START

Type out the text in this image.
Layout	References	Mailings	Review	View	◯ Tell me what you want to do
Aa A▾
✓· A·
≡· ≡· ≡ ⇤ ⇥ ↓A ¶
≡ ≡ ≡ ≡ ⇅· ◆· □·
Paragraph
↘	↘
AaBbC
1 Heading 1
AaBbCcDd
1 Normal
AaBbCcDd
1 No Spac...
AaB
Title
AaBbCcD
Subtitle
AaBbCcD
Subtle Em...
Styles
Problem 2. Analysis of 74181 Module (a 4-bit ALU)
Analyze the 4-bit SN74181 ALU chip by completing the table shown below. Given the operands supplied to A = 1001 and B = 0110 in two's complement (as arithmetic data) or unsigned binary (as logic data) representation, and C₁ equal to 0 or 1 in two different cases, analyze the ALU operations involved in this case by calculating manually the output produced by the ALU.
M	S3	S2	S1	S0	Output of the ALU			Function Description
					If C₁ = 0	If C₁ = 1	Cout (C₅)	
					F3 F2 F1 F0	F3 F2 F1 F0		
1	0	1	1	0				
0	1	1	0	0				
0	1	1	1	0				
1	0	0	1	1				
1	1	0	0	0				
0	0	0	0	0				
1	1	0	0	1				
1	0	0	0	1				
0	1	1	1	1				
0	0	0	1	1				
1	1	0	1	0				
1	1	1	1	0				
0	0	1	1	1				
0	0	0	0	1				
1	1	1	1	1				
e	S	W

END
START

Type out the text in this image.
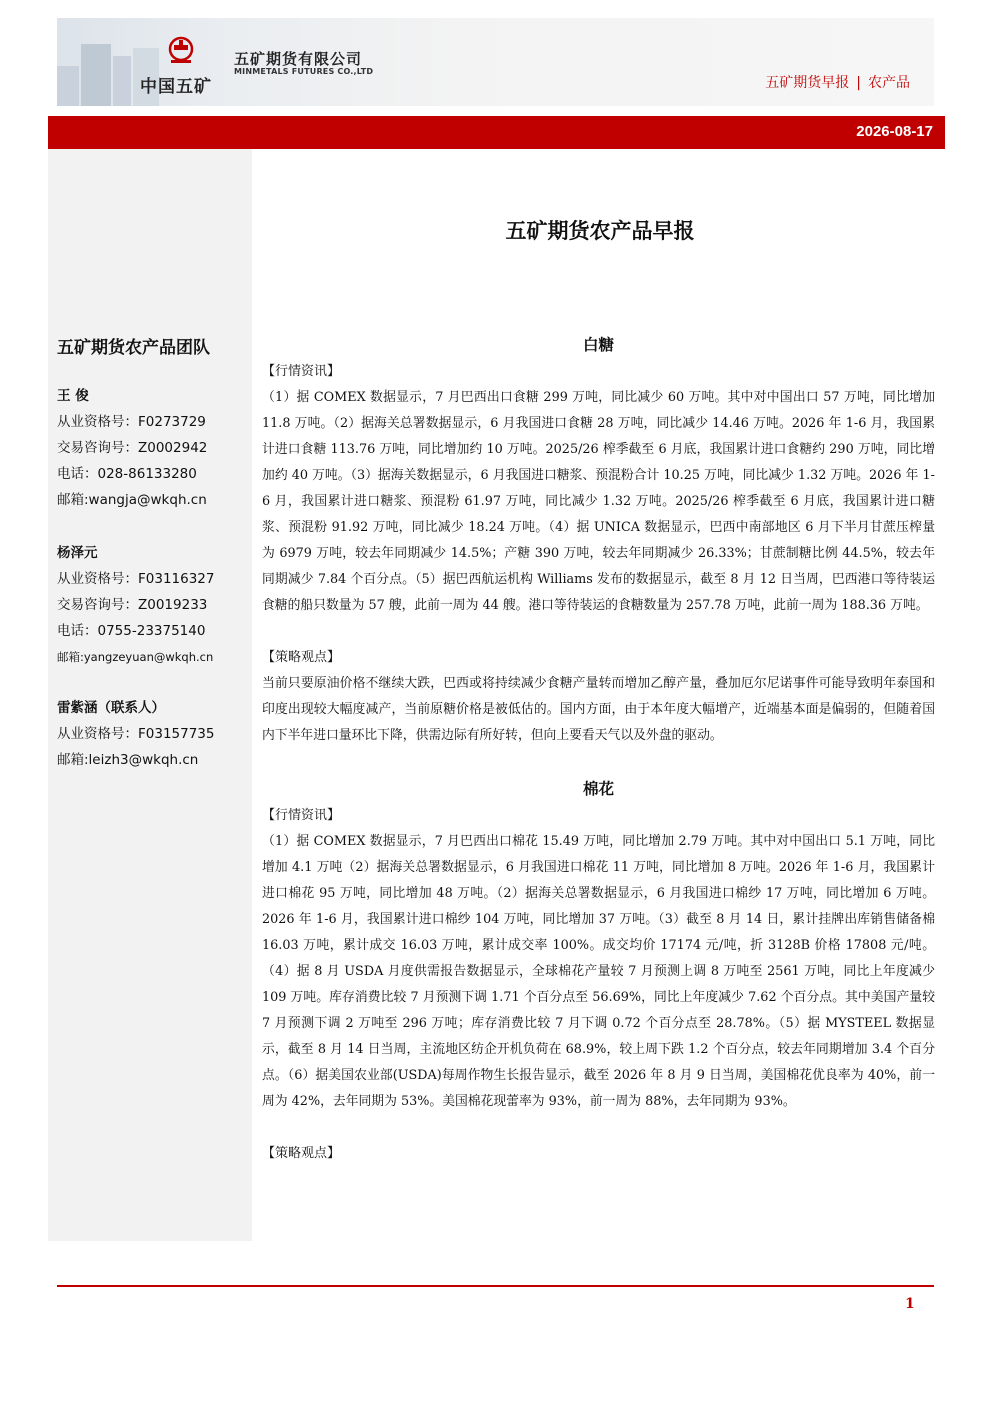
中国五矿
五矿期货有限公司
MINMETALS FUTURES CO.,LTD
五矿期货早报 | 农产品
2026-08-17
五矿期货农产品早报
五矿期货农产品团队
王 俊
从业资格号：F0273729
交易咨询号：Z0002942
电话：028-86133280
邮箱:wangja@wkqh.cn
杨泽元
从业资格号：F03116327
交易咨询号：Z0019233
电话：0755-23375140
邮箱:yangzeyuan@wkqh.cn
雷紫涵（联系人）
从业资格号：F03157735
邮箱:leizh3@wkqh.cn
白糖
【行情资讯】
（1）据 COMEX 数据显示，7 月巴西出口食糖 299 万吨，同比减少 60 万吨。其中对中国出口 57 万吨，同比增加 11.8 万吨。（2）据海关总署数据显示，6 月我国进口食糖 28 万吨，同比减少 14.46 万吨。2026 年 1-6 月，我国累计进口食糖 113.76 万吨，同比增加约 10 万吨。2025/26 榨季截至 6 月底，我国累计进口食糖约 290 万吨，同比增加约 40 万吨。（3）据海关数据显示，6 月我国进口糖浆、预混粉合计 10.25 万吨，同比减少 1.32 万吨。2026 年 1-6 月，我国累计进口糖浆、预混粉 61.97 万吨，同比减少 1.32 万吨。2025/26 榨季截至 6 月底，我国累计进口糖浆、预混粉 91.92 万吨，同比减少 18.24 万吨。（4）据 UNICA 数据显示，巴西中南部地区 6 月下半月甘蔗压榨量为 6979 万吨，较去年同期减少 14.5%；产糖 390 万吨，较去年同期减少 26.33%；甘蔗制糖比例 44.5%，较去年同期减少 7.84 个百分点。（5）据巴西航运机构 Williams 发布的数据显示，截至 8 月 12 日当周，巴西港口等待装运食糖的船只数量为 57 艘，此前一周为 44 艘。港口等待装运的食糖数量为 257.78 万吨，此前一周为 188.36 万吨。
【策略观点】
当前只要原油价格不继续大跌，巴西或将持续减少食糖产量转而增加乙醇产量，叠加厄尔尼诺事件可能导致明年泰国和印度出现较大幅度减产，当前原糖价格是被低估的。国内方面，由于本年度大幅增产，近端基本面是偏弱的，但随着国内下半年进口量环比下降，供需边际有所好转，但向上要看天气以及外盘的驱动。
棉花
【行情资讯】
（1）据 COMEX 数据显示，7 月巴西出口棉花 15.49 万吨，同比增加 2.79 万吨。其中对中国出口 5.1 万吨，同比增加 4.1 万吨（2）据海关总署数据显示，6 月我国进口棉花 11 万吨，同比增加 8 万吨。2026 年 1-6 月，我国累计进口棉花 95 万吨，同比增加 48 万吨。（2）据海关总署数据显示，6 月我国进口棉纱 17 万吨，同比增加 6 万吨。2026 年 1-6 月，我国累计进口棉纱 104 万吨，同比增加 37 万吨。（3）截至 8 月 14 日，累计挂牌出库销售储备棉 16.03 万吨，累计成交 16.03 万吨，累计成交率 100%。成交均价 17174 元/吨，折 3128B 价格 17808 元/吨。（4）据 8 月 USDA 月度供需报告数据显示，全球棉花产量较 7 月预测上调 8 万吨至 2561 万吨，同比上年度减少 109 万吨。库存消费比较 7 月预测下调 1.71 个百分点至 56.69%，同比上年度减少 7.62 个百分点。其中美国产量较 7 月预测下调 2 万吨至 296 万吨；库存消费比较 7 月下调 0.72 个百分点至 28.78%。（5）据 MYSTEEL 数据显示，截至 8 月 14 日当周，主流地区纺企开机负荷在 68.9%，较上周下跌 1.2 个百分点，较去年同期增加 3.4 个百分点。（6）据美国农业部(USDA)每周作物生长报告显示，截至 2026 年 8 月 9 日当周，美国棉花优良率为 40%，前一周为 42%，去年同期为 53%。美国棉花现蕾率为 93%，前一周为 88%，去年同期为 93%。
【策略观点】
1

END
START

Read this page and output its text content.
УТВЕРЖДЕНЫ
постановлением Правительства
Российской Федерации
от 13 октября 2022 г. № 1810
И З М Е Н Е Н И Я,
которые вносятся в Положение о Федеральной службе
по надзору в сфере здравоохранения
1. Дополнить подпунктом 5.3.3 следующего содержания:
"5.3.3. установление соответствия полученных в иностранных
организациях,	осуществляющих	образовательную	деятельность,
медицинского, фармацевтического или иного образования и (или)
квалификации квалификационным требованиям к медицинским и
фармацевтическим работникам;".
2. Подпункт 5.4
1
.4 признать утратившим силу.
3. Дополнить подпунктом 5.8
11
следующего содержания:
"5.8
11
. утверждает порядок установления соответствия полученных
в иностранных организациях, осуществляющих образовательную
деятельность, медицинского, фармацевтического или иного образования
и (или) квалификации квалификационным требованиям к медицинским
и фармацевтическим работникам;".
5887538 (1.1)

END

> _DIRECTION_:
Go over the entries above and say how many lines hold the string "организациях", with no other text.

> _RESULT OF THIS TASK_:
2